Part of a data file:

* start *

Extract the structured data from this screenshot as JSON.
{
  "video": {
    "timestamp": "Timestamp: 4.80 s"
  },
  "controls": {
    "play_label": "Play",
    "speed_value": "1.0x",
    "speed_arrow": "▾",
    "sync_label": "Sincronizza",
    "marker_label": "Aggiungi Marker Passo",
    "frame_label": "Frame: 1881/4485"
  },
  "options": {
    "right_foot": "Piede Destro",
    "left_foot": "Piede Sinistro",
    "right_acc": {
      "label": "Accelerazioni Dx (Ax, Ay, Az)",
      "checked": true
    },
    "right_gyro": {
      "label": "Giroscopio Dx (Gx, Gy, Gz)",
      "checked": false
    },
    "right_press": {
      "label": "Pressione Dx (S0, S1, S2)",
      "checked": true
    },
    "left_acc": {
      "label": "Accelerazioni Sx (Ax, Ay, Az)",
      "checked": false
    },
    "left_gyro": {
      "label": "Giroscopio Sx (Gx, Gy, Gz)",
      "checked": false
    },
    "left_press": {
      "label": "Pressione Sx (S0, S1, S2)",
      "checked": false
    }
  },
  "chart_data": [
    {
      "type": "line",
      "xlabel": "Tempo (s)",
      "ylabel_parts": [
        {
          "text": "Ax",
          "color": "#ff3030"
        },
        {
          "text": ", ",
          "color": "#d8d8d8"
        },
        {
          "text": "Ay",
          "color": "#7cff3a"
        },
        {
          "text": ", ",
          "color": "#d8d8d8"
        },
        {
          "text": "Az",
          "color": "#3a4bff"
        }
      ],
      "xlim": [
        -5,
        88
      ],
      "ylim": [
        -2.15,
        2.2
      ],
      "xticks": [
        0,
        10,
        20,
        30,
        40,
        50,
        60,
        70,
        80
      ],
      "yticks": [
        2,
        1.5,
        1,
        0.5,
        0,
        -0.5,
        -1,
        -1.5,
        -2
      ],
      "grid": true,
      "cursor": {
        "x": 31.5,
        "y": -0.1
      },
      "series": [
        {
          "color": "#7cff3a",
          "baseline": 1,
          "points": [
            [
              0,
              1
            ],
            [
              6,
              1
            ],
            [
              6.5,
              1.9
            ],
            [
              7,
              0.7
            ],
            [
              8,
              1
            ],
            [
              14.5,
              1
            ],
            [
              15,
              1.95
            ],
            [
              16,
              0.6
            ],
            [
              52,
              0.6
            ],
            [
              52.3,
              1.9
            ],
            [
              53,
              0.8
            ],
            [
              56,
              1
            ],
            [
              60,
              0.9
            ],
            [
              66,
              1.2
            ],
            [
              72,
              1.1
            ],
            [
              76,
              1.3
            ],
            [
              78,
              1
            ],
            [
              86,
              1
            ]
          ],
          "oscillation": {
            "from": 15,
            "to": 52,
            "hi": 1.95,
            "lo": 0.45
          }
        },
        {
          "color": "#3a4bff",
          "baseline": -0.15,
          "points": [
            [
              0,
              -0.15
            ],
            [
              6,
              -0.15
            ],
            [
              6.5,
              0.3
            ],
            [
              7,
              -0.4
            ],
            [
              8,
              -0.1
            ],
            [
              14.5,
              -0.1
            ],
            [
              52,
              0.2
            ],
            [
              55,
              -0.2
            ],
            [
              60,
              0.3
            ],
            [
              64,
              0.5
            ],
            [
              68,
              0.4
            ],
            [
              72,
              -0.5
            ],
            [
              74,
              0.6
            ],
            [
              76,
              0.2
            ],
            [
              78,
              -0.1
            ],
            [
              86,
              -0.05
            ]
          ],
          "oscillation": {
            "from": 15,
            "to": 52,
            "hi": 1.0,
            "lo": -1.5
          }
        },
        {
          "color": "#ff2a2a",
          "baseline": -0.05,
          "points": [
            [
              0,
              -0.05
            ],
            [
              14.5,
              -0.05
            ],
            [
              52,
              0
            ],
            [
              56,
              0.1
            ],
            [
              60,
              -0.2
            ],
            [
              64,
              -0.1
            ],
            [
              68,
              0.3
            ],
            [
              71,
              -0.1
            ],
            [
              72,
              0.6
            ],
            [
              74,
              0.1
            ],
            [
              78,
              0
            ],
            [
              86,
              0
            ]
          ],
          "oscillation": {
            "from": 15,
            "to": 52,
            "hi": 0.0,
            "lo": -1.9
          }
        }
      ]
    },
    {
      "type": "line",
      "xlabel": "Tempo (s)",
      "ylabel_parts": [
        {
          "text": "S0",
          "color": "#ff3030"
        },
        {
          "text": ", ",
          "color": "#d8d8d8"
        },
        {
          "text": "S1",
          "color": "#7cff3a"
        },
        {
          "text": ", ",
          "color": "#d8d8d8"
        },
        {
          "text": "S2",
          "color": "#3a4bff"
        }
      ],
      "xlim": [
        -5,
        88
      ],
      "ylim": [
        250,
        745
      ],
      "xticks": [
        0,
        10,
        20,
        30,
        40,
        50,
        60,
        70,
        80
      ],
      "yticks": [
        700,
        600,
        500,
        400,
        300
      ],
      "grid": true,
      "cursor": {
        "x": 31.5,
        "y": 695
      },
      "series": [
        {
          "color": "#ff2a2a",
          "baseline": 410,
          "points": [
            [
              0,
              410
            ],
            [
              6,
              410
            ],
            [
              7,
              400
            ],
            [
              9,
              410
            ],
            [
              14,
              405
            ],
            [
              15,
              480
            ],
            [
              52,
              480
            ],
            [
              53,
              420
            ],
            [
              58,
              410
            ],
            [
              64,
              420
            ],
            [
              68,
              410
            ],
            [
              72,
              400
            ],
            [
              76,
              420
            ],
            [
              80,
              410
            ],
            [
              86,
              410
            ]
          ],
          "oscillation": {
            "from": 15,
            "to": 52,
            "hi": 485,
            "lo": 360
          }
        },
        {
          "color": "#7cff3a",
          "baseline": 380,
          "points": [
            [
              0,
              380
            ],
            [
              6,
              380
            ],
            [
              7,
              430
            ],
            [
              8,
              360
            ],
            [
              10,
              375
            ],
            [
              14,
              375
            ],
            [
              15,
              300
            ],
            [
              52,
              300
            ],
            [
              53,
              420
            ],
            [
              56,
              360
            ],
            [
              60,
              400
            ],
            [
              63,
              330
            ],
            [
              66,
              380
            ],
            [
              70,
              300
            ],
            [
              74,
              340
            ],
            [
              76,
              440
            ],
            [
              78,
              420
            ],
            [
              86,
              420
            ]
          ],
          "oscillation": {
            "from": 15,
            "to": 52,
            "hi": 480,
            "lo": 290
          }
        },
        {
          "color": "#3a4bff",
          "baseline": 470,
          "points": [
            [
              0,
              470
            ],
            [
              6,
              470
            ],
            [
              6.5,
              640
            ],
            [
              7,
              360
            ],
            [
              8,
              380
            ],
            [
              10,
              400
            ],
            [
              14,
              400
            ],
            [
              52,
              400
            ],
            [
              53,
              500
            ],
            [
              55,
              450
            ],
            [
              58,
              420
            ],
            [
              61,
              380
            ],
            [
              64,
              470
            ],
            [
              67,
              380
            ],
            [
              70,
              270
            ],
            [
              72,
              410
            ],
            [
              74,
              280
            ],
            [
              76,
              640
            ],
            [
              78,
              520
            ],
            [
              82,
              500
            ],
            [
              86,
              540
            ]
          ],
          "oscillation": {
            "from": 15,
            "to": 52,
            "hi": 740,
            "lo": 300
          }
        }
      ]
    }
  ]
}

* end *

CHALLENGE:
Please output the entire listing exactly as it stands.

EXERCISE SOLUTION:
Extract the structured data from this screenshot as JSON.
{
  "video": {
    "timestamp": "Timestamp: 4.80 s"
  },
  "controls": {
    "play_label": "Play",
    "speed_value": "1.0x",
    "speed_arrow": "▾",
    "sync_label": "Sincronizza",
    "marker_label": "Aggiungi Marker Passo",
    "frame_label": "Frame: 1881/4485"
  },
  "options": {
    "right_foot": "Piede Destro",
    "left_foot": "Piede Sinistro",
    "right_acc": {
      "label": "Accelerazioni Dx (Ax, Ay, Az)",
      "checked": true
    },
    "right_gyro": {
      "label": "Giroscopio Dx (Gx, Gy, Gz)",
      "checked": false
    },
    "right_press": {
      "label": "Pressione Dx (S0, S1, S2)",
      "checked": true
    },
    "left_acc": {
      "label": "Accelerazioni Sx (Ax, Ay, Az)",
      "checked": false
    },
    "left_gyro": {
      "label": "Giroscopio Sx (Gx, Gy, Gz)",
      "checked": false
    },
    "left_press": {
      "label": "Pressione Sx (S0, S1, S2)",
      "checked": false
    }
  },
  "chart_data": [
    {
      "type": "line",
      "xlabel": "Tempo (s)",
      "ylabel_parts": [
        {
          "text": "Ax",
          "color": "#ff3030"
        },
        {
          "text": ", ",
          "color": "#d8d8d8"
        },
        {
          "text": "Ay",
          "color": "#7cff3a"
        },
        {
          "text": ", ",
          "color": "#d8d8d8"
        },
        {
          "text": "Az",
          "color": "#3a4bff"
        }
      ],
      "xlim": [
        -5,
        88
      ],
      "ylim": [
        -2.15,
        2.2
      ],
      "xticks": [
        0,
        10,
        20,
        30,
        40,
        50,
        60,
        70,
        80
      ],
      "yticks": [
        2,
        1.5,
        1,
        0.5,
        0,
        -0.5,
        -1,
        -1.5,
        -2
      ],
      "grid": true,
      "cursor": {
        "x": 31.5,
        "y": -0.1
      },
      "series": [
        {
          "color": "#7cff3a",
          "baseline": 1,
          "points": [
            [
              0,
              1
            ],
            [
              6,
              1
            ],
            [
              6.5,
              1.9
            ],
            [
              7,
              0.7
            ],
            [
              8,
              1
            ],
            [
              14.5,
              1
            ],
            [
              15,
              1.95
            ],
            [
              16,
              0.6
            ],
            [
              52,
              0.6
            ],
            [
              52.3,
              1.9
            ],
            [
              53,
              0.8
            ],
            [
              56,
              1
            ],
            [
              60,
              0.9
            ],
            [
              66,
              1.2
            ],
            [
              72,
              1.1
            ],
            [
              76,
              1.3
            ],
            [
              78,
              1
            ],
            [
              86,
              1
            ]
          ],
          "oscillation": {
            "from": 15,
            "to": 52,
            "hi": 1.95,
            "lo": 0.45
          }
        },
        {
          "color": "#3a4bff",
          "baseline": -0.15,
          "points": [
            [
              0,
              -0.15
            ],
            [
              6,
              -0.15
            ],
            [
              6.5,
              0.3
            ],
            [
              7,
              -0.4
            ],
            [
              8,
              -0.1
            ],
            [
              14.5,
              -0.1
            ],
            [
              52,
              0.2
            ],
            [
              55,
              -0.2
            ],
            [
              60,
              0.3
            ],
            [
              64,
              0.5
            ],
            [
              68,
              0.4
            ],
            [
              72,
              -0.5
            ],
            [
              74,
              0.6
            ],
            [
              76,
              0.2
            ],
            [
              78,
              -0.1
            ],
            [
              86,
              -0.05
            ]
          ],
          "oscillation": {
            "from": 15,
            "to": 52,
            "hi": 1.0,
            "lo": -1.5
          }
        },
        {
          "color": "#ff2a2a",
          "baseline": -0.05,
          "points": [
            [
              0,
              -0.05
            ],
            [
              14.5,
              -0.05
            ],
            [
              52,
              0
            ],
            [
              56,
              0.1
            ],
            [
              60,
              -0.2
            ],
            [
              64,
              -0.1
            ],
            [
              68,
              0.3
            ],
            [
              71,
              -0.1
            ],
            [
              72,
              0.6
            ],
            [
              74,
              0.1
            ],
            [
              78,
              0
            ],
            [
              86,
              0
            ]
          ],
          "oscillation": {
            "from": 15,
            "to": 52,
            "hi": 0.0,
            "lo": -1.9
          }
        }
      ]
    },
    {
      "type": "line",
      "xlabel": "Tempo (s)",
      "ylabel_parts": [
        {
          "text": "S0",
          "color": "#ff3030"
        },
        {
          "text": ", ",
          "color": "#d8d8d8"
        },
        {
          "text": "S1",
          "color": "#7cff3a"
        },
        {
          "text": ", ",
          "color": "#d8d8d8"
        },
        {
          "text": "S2",
          "color": "#3a4bff"
        }
      ],
      "xlim": [
        -5,
        88
      ],
      "ylim": [
        250,
        745
      ],
      "xticks": [
        0,
        10,
        20,
        30,
        40,
        50,
        60,
        70,
        80
      ],
      "yticks": [
        700,
        600,
        500,
        400,
        300
      ],
      "grid": true,
      "cursor": {
        "x": 31.5,
        "y": 695
      },
      "series": [
        {
          "color": "#ff2a2a",
          "baseline": 410,
          "points": [
            [
              0,
              410
            ],
            [
              6,
              410
            ],
            [
              7,
              400
            ],
            [
              9,
              410
            ],
            [
              14,
              405
            ],
            [
              15,
              480
            ],
            [
              52,
              480
            ],
            [
              53,
              420
            ],
            [
              58,
              410
            ],
            [
              64,
              420
            ],
            [
              68,
              410
            ],
            [
              72,
              400
            ],
            [
              76,
              420
            ],
            [
              80,
              410
            ],
            [
              86,
              410
            ]
          ],
          "oscillation": {
            "from": 15,
            "to": 52,
            "hi": 485,
            "lo": 360
          }
        },
        {
          "color": "#7cff3a",
          "baseline": 380,
          "points": [
            [
              0,
              380
            ],
            [
              6,
              380
            ],
            [
              7,
              430
            ],
            [
              8,
              360
            ],
            [
              10,
              375
            ],
            [
              14,
              375
            ],
            [
              15,
              300
            ],
            [
              52,
              300
            ],
            [
              53,
              420
            ],
            [
              56,
              360
            ],
            [
              60,
              400
            ],
            [
              63,
              330
            ],
            [
              66,
              380
            ],
            [
              70,
              300
            ],
            [
              74,
              340
            ],
            [
              76,
              440
            ],
            [
              78,
              420
            ],
            [
              86,
              420
            ]
          ],
          "oscillation": {
            "from": 15,
            "to": 52,
            "hi": 480,
            "lo": 290
          }
        },
        {
          "color": "#3a4bff",
          "baseline": 470,
          "points": [
            [
              0,
              470
            ],
            [
              6,
              470
            ],
            [
              6.5,
              640
            ],
            [
              7,
              360
            ],
            [
              8,
              380
            ],
            [
              10,
              400
            ],
            [
              14,
              400
            ],
            [
              52,
              400
            ],
            [
              53,
              500
            ],
            [
              55,
              450
            ],
            [
              58,
              420
            ],
            [
              61,
              380
            ],
            [
              64,
              470
            ],
            [
              67,
              380
            ],
            [
              70,
              270
            ],
            [
              72,
              410
            ],
            [
              74,
              280
            ],
            [
              76,
              640
            ],
            [
              78,
              520
            ],
            [
              82,
              500
            ],
            [
              86,
              540
            ]
          ],
          "oscillation": {
            "from": 15,
            "to": 52,
            "hi": 740,
            "lo": 300
          }
        }
      ]
    }
  ]
}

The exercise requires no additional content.